> Task brief: Reproduce the records below exactly as they appear, omitting any pictures they contain.

[Saved entries]
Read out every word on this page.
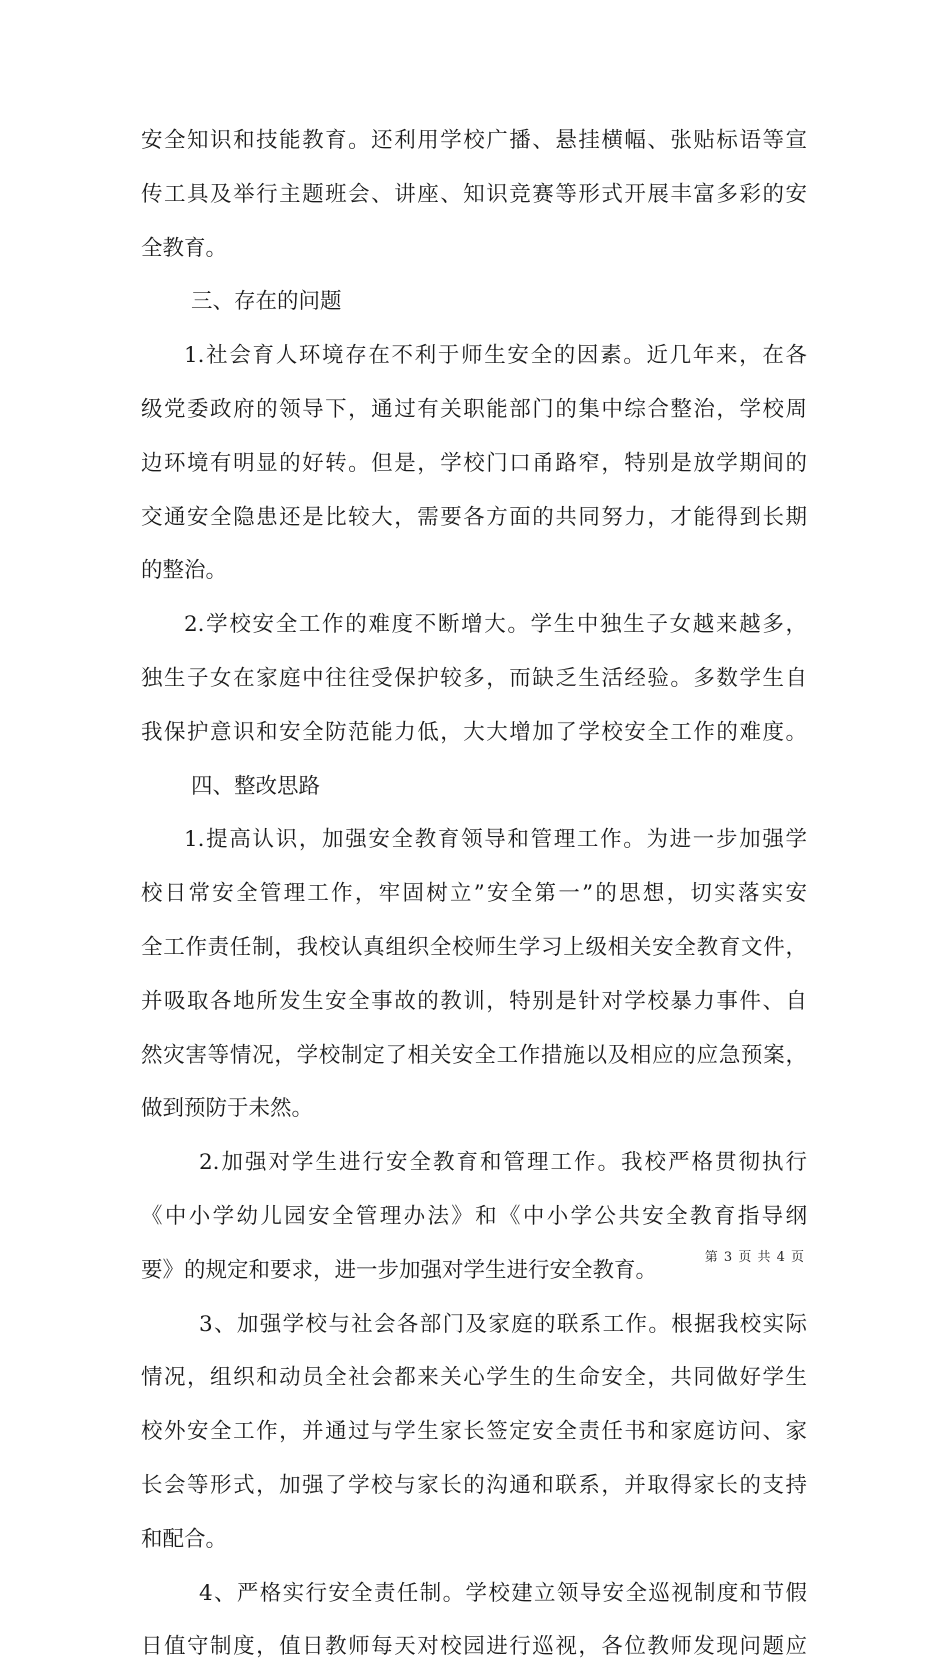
安全知识和技能教育。还利用学校广播、悬挂横幅、张贴标语等宣
传工具及举行主题班会、讲座、知识竞赛等形式开展丰富多彩的安
全教育。
三、存在的问题
1.社会育人环境存在不利于师生安全的因素。近几年来，在各
级党委政府的领导下，通过有关职能部门的集中综合整治，学校周
边环境有明显的好转。但是，学校门口甬路窄，特别是放学期间的
交通安全隐患还是比较大，需要各方面的共同努力，才能得到长期
的整治。
2.学校安全工作的难度不断增大。学生中独生子女越来越多，
独生子女在家庭中往往受保护较多，而缺乏生活经验。多数学生自
我保护意识和安全防范能力低，大大增加了学校安全工作的难度。
四、整改思路
1.提高认识，加强安全教育领导和管理工作。为进一步加强学
校日常安全管理工作，牢固树立”安全第一”的思想，切实落实安
全工作责任制，我校认真组织全校师生学习上级相关安全教育文件，
并吸取各地所发生安全事故的教训，特别是针对学校暴力事件、自
然灾害等情况，学校制定了相关安全工作措施以及相应的应急预案，
做到预防于未然。
2.加强对学生进行安全教育和管理工作。我校严格贯彻执行
《中小学幼儿园安全管理办法》和《中小学公共安全教育指导纲
要》的规定和要求，进一步加强对学生进行安全教育。
3、加强学校与社会各部门及家庭的联系工作。根据我校实际
情况，组织和动员全社会都来关心学生的生命安全，共同做好学生
校外安全工作，并通过与学生家长签定安全责任书和家庭访问、家
长会等形式，加强了学校与家长的沟通和联系，并取得家长的支持
和配合。
4、严格实行安全责任制。学校建立领导安全巡视制度和节假
日值守制度，值日教师每天对校园进行巡视，各位教师发现问题应
第 3 页 共 4 页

> Exercise solution:
Read out every word on this page.
安全知识和技能教育。还利用学校广播、悬挂横幅、张贴标语等宣
传工具及举行主题班会、讲座、知识竞赛等形式开展丰富多彩的安
全教育。
三、存在的问题
1.社会育人环境存在不利于师生安全的因素。近几年来，在各
级党委政府的领导下，通过有关职能部门的集中综合整治，学校周
边环境有明显的好转。但是，学校门口甬路窄，特别是放学期间的
交通安全隐患还是比较大，需要各方面的共同努力，才能得到长期
的整治。
2.学校安全工作的难度不断增大。学生中独生子女越来越多，
独生子女在家庭中往往受保护较多，而缺乏生活经验。多数学生自
我保护意识和安全防范能力低，大大增加了学校安全工作的难度。
四、整改思路
1.提高认识，加强安全教育领导和管理工作。为进一步加强学
校日常安全管理工作，牢固树立”安全第一”的思想，切实落实安
全工作责任制，我校认真组织全校师生学习上级相关安全教育文件，
并吸取各地所发生安全事故的教训，特别是针对学校暴力事件、自
然灾害等情况，学校制定了相关安全工作措施以及相应的应急预案，
做到预防于未然。
2.加强对学生进行安全教育和管理工作。我校严格贯彻执行
《中小学幼儿园安全管理办法》和《中小学公共安全教育指导纲
要》的规定和要求，进一步加强对学生进行安全教育。
3、加强学校与社会各部门及家庭的联系工作。根据我校实际
情况，组织和动员全社会都来关心学生的生命安全，共同做好学生
校外安全工作，并通过与学生家长签定安全责任书和家庭访问、家
长会等形式，加强了学校与家长的沟通和联系，并取得家长的支持
和配合。
4、严格实行安全责任制。学校建立领导安全巡视制度和节假
日值守制度，值日教师每天对校园进行巡视，各位教师发现问题应
第 3 页 共 4 页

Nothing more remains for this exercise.